<<<<
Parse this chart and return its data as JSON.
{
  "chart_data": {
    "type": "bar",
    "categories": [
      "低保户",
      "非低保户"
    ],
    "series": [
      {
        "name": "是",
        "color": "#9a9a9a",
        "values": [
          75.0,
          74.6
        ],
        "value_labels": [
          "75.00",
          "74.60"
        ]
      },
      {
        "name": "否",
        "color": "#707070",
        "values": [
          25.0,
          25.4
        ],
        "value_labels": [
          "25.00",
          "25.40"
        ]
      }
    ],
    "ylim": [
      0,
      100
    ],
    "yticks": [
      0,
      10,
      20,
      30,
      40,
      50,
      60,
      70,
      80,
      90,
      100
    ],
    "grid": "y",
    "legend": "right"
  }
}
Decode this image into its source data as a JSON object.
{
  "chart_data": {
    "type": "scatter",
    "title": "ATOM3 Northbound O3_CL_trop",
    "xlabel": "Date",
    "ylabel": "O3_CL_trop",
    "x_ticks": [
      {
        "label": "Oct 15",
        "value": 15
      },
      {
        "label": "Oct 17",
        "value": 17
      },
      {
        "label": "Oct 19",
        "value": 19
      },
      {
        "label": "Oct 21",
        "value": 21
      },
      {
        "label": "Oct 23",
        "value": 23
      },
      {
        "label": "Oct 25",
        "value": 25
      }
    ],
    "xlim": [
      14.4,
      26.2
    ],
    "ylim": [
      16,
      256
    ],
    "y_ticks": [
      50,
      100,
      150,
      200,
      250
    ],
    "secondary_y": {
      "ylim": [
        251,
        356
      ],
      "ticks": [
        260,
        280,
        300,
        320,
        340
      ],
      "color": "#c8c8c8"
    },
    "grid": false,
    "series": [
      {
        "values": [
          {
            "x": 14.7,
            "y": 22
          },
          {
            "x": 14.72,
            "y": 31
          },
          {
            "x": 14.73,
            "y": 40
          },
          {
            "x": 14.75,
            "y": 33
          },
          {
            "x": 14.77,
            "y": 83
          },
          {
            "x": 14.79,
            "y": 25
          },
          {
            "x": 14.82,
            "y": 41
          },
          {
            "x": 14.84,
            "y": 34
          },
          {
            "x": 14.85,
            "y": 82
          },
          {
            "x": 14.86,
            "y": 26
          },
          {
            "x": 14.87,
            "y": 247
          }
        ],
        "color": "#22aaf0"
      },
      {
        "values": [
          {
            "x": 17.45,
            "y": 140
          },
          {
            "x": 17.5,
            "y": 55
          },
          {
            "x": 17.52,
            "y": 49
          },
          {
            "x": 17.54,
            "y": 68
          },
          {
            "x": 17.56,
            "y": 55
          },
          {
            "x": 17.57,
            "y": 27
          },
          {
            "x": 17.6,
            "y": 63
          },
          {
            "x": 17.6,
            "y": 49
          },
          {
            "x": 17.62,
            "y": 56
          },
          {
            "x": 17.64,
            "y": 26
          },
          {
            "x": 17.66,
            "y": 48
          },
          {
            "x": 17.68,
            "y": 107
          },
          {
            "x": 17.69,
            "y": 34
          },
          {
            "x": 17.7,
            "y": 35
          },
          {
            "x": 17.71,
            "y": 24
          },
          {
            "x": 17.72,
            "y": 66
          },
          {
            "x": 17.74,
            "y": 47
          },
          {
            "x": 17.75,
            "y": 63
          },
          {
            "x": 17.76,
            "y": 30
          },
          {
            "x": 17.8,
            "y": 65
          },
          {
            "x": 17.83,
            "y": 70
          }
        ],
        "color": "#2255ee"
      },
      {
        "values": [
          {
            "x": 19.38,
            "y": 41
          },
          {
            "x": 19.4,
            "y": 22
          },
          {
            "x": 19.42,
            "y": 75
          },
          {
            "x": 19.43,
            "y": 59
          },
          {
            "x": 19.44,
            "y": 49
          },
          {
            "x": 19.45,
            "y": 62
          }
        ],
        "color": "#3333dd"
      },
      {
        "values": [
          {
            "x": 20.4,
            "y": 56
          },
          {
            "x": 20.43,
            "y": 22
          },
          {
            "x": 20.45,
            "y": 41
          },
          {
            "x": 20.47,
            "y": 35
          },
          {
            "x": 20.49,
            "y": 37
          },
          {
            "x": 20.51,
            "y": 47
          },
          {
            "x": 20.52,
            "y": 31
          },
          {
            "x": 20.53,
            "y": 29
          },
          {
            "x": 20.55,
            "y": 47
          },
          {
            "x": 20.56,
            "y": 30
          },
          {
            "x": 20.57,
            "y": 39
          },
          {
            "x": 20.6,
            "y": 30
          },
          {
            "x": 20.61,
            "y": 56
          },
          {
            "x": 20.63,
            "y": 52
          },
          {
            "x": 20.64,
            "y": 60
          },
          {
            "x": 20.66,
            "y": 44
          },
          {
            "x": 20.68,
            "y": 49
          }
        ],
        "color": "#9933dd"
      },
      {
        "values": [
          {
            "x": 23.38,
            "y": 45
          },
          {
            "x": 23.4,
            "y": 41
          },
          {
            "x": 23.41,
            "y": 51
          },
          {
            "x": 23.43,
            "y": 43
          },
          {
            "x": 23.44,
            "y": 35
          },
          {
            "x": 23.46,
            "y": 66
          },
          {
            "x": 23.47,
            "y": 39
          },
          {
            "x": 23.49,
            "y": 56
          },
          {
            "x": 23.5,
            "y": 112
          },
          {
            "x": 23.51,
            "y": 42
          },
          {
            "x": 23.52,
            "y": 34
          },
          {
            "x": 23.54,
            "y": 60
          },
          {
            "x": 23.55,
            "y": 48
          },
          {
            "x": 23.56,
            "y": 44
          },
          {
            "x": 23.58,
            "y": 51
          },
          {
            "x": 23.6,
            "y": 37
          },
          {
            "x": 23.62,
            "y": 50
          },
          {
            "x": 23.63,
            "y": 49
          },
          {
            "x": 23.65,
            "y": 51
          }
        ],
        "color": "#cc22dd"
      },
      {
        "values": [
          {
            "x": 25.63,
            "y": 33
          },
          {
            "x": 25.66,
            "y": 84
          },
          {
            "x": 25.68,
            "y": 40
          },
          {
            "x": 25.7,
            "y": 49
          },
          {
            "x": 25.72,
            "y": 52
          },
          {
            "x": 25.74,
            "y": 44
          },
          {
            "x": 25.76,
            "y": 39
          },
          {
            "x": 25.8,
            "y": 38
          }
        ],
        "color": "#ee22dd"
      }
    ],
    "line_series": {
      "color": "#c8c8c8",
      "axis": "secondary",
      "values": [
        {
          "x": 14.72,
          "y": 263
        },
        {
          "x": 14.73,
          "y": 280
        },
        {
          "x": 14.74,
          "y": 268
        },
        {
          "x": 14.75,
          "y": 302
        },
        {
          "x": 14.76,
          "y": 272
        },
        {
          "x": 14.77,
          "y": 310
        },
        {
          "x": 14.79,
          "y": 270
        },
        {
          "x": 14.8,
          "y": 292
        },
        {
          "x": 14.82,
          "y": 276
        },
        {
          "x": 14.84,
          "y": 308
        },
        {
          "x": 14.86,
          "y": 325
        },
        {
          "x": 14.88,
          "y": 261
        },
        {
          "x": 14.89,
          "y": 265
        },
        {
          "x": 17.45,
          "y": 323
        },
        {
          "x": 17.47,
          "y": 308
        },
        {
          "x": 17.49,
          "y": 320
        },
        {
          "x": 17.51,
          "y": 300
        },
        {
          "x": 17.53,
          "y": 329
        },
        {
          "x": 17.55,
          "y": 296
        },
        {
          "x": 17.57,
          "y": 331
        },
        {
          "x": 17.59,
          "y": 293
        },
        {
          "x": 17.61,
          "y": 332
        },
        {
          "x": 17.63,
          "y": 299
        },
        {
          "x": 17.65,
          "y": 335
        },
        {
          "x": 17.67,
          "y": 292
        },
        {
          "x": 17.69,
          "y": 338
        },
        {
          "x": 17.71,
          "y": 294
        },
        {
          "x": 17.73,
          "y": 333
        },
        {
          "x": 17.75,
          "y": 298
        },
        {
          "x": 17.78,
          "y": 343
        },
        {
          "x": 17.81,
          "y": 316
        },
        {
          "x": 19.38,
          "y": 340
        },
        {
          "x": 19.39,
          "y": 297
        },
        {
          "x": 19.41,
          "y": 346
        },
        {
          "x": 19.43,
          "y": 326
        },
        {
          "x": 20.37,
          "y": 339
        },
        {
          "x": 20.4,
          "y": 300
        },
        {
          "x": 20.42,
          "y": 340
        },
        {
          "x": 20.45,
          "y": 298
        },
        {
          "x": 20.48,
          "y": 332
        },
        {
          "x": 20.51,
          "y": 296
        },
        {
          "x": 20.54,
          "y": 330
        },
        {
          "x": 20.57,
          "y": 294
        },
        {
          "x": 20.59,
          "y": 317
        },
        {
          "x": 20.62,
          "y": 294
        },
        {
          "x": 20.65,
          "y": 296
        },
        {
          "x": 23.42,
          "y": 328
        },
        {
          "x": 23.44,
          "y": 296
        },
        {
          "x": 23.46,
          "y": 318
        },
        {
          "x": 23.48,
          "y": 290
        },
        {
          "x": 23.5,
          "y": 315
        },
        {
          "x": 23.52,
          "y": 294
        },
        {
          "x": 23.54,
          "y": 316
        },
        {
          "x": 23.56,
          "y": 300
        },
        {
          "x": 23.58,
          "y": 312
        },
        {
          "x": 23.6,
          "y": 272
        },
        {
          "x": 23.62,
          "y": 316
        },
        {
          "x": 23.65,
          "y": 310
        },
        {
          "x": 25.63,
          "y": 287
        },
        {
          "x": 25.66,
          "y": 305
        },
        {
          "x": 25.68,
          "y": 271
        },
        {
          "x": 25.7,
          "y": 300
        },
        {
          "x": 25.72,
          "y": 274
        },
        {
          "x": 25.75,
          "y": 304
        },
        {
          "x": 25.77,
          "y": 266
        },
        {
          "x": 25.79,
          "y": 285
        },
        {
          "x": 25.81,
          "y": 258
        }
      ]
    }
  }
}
>>>>
*What the exercise asks*
Find the string "this" in the entries above and return each line that holds it.

*Response*
Parse this chart and return its data as JSON.
Decode this image into its source data as a JSON object.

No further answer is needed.